### STATED TASK
Leave out the pictures, then reproduce the rest of the material exactly.

————————

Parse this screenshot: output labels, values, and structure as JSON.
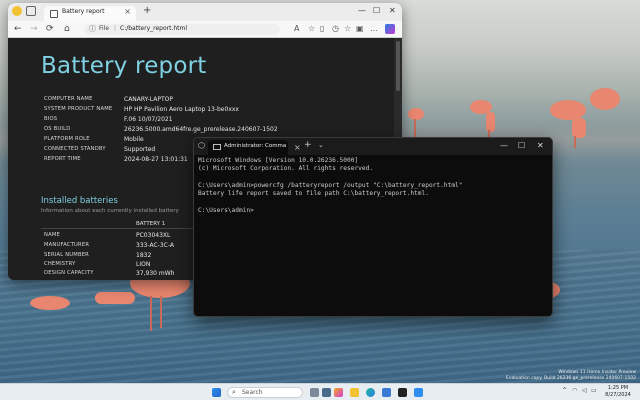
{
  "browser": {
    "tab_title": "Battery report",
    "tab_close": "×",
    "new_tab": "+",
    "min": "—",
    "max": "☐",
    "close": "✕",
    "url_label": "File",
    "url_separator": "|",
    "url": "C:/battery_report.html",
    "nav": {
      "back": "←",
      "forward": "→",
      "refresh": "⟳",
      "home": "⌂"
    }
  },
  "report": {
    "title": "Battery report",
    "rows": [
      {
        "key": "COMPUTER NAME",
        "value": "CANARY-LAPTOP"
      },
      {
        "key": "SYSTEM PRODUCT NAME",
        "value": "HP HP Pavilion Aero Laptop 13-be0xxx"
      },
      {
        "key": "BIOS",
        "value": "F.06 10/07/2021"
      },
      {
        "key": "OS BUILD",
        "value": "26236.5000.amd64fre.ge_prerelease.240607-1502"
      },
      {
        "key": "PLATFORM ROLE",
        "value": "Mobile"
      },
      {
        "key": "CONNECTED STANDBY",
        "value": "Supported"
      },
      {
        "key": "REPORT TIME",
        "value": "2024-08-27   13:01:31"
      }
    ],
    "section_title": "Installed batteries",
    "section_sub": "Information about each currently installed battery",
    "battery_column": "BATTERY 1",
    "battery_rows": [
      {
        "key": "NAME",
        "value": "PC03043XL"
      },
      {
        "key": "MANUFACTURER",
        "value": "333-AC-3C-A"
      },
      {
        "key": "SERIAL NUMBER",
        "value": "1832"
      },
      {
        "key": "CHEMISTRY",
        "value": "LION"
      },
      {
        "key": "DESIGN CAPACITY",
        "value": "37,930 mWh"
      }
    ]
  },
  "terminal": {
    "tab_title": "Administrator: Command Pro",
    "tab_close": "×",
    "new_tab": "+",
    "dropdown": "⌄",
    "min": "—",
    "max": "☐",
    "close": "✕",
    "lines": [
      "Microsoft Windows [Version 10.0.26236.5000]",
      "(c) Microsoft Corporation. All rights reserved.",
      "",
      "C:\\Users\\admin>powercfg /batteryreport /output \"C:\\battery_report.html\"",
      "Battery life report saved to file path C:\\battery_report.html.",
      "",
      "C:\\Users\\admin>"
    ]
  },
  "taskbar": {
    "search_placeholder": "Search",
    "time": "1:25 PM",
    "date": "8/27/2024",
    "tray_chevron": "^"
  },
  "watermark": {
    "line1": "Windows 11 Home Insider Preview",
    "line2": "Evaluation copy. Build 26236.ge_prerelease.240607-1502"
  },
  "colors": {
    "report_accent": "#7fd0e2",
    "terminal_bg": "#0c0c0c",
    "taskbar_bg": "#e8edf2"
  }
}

————————

### TASK SOLUTION
Parse this screenshot: output labels, values, and structure as JSON.
{
  "browser": {
    "tab_title": "Battery report",
    "tab_close": "×",
    "new_tab": "+",
    "min": "—",
    "max": "☐",
    "close": "✕",
    "url_label": "File",
    "url_separator": "|",
    "url": "C:/battery_report.html",
    "nav": {
      "back": "←",
      "forward": "→",
      "refresh": "⟳",
      "home": "⌂"
    }
  },
  "report": {
    "title": "Battery report",
    "rows": [
      {
        "key": "COMPUTER NAME",
        "value": "CANARY-LAPTOP"
      },
      {
        "key": "SYSTEM PRODUCT NAME",
        "value": "HP HP Pavilion Aero Laptop 13-be0xxx"
      },
      {
        "key": "BIOS",
        "value": "F.06 10/07/2021"
      },
      {
        "key": "OS BUILD",
        "value": "26236.5000.amd64fre.ge_prerelease.240607-1502"
      },
      {
        "key": "PLATFORM ROLE",
        "value": "Mobile"
      },
      {
        "key": "CONNECTED STANDBY",
        "value": "Supported"
      },
      {
        "key": "REPORT TIME",
        "value": "2024-08-27   13:01:31"
      }
    ],
    "section_title": "Installed batteries",
    "section_sub": "Information about each currently installed battery",
    "battery_column": "BATTERY 1",
    "battery_rows": [
      {
        "key": "NAME",
        "value": "PC03043XL"
      },
      {
        "key": "MANUFACTURER",
        "value": "333-AC-3C-A"
      },
      {
        "key": "SERIAL NUMBER",
        "value": "1832"
      },
      {
        "key": "CHEMISTRY",
        "value": "LION"
      },
      {
        "key": "DESIGN CAPACITY",
        "value": "37,930 mWh"
      }
    ]
  },
  "terminal": {
    "tab_title": "Administrator: Command Pro",
    "tab_close": "×",
    "new_tab": "+",
    "dropdown": "⌄",
    "min": "—",
    "max": "☐",
    "close": "✕",
    "lines": [
      "Microsoft Windows [Version 10.0.26236.5000]",
      "(c) Microsoft Corporation. All rights reserved.",
      "",
      "C:\\Users\\admin>powercfg /batteryreport /output \"C:\\battery_report.html\"",
      "Battery life report saved to file path C:\\battery_report.html.",
      "",
      "C:\\Users\\admin>"
    ]
  },
  "taskbar": {
    "search_placeholder": "Search",
    "time": "1:25 PM",
    "date": "8/27/2024",
    "tray_chevron": "^"
  },
  "watermark": {
    "line1": "Windows 11 Home Insider Preview",
    "line2": "Evaluation copy. Build 26236.ge_prerelease.240607-1502"
  },
  "colors": {
    "report_accent": "#7fd0e2",
    "terminal_bg": "#0c0c0c",
    "taskbar_bg": "#e8edf2"
  }
}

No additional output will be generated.